### To be done
Output the material word for word. Leave each picture out.

Dataset excerpt
◇ ◇ ◇ ◇ ◇

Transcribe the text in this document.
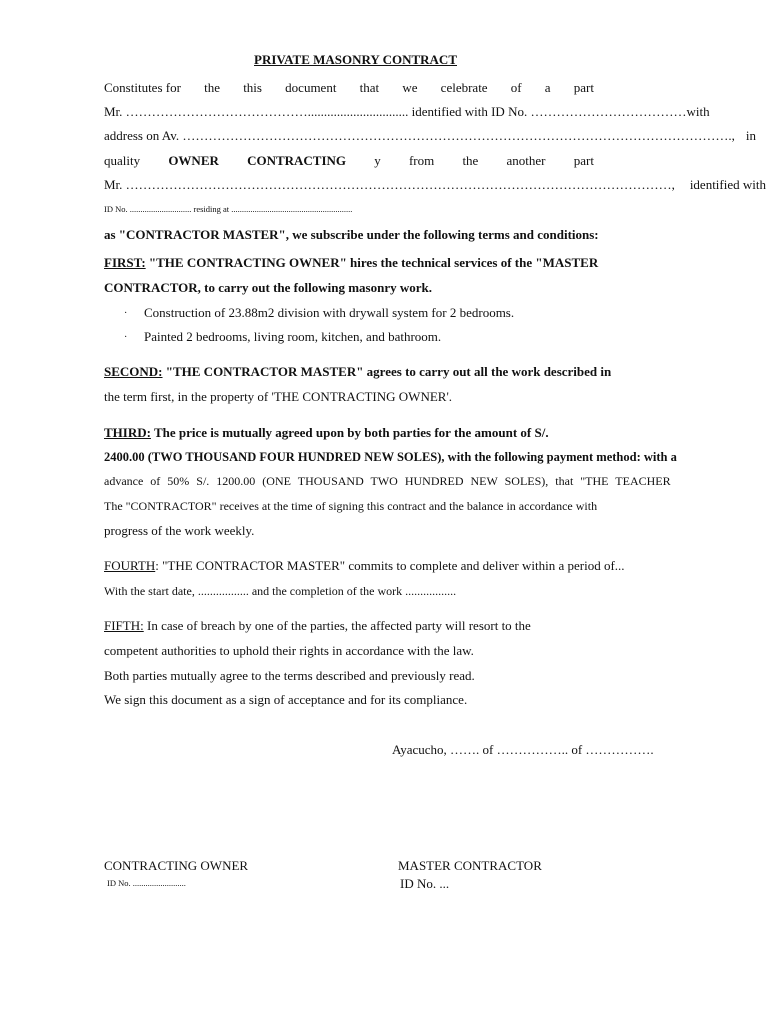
PRIVATE MASONRY CONTRACT
Constitutes for the this document that we celebrate of a part
Mr. ……………………………………............................... identified with ID No. ………………………………with
address on Av. ………………………………………………………………………………………………………………., in
quality OWNER CONTRACTING y from the another part
Mr. ………………………………………………………………………………………………………………, identified with
ID No. ............................. residing at .........................................................
as "CONTRACTOR MASTER", we subscribe under the following terms and conditions:
FIRST: "THE CONTRACTING OWNER" hires the technical services of the "MASTER
CONTRACTOR, to carry out the following masonry work.
· Construction of 23.88m2 division with drywall system for 2 bedrooms.
· Painted 2 bedrooms, living room, kitchen, and bathroom.
SECOND: "THE CONTRACTOR MASTER" agrees to carry out all the work described in
the term first, in the property of 'THE CONTRACTING OWNER'.
THIRD: The price is mutually agreed upon by both parties for the amount of S/.
2400.00 (TWO THOUSAND FOUR HUNDRED NEW SOLES), with the following payment method: with a
advance of 50% S/. 1200.00 (ONE THOUSAND TWO HUNDRED NEW SOLES), that "THE TEACHER
The "CONTRACTOR" receives at the time of signing this contract and the balance in accordance with
progress of the work weekly.
FOURTH: "THE CONTRACTOR MASTER" commits to complete and deliver within a period of...
With the start date, ................. and the completion of the work .................
FIFTH: In case of breach by one of the parties, the affected party will resort to the
competent authorities to uphold their rights in accordance with the law.
Both parties mutually agree to the terms described and previously read.
We sign this document as a sign of acceptance and for its compliance.
Ayacucho, ……. of …………….. of …………….
CONTRACTING OWNER
ID No. .........................
MASTER CONTRACTOR
ID No. ...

◇ ◇ ◇ ◇ ◇

### Task response
Transcribe the text in this document.
PRIVATE MASONRY CONTRACT
Constitutes for the this document that we celebrate of a part
Mr. ……………………………………............................... identified with ID No. ………………………………with
address on Av. ………………………………………………………………………………………………………………., in
quality OWNER CONTRACTING y from the another part
Mr. ………………………………………………………………………………………………………………, identified with
ID No. ............................. residing at .........................................................
as "CONTRACTOR MASTER", we subscribe under the following terms and conditions:
FIRST: "THE CONTRACTING OWNER" hires the technical services of the "MASTER
CONTRACTOR, to carry out the following masonry work.
· Construction of 23.88m2 division with drywall system for 2 bedrooms.
· Painted 2 bedrooms, living room, kitchen, and bathroom.
SECOND: "THE CONTRACTOR MASTER" agrees to carry out all the work described in
the term first, in the property of 'THE CONTRACTING OWNER'.
THIRD: The price is mutually agreed upon by both parties for the amount of S/.
2400.00 (TWO THOUSAND FOUR HUNDRED NEW SOLES), with the following payment method: with a
advance of 50% S/. 1200.00 (ONE THOUSAND TWO HUNDRED NEW SOLES), that "THE TEACHER
The "CONTRACTOR" receives at the time of signing this contract and the balance in accordance with
progress of the work weekly.
FOURTH: "THE CONTRACTOR MASTER" commits to complete and deliver within a period of...
With the start date, ................. and the completion of the work .................
FIFTH: In case of breach by one of the parties, the affected party will resort to the
competent authorities to uphold their rights in accordance with the law.
Both parties mutually agree to the terms described and previously read.
We sign this document as a sign of acceptance and for its compliance.
Ayacucho, ……. of …………….. of …………….
CONTRACTING OWNER
ID No. .........................
MASTER CONTRACTOR
ID No. ...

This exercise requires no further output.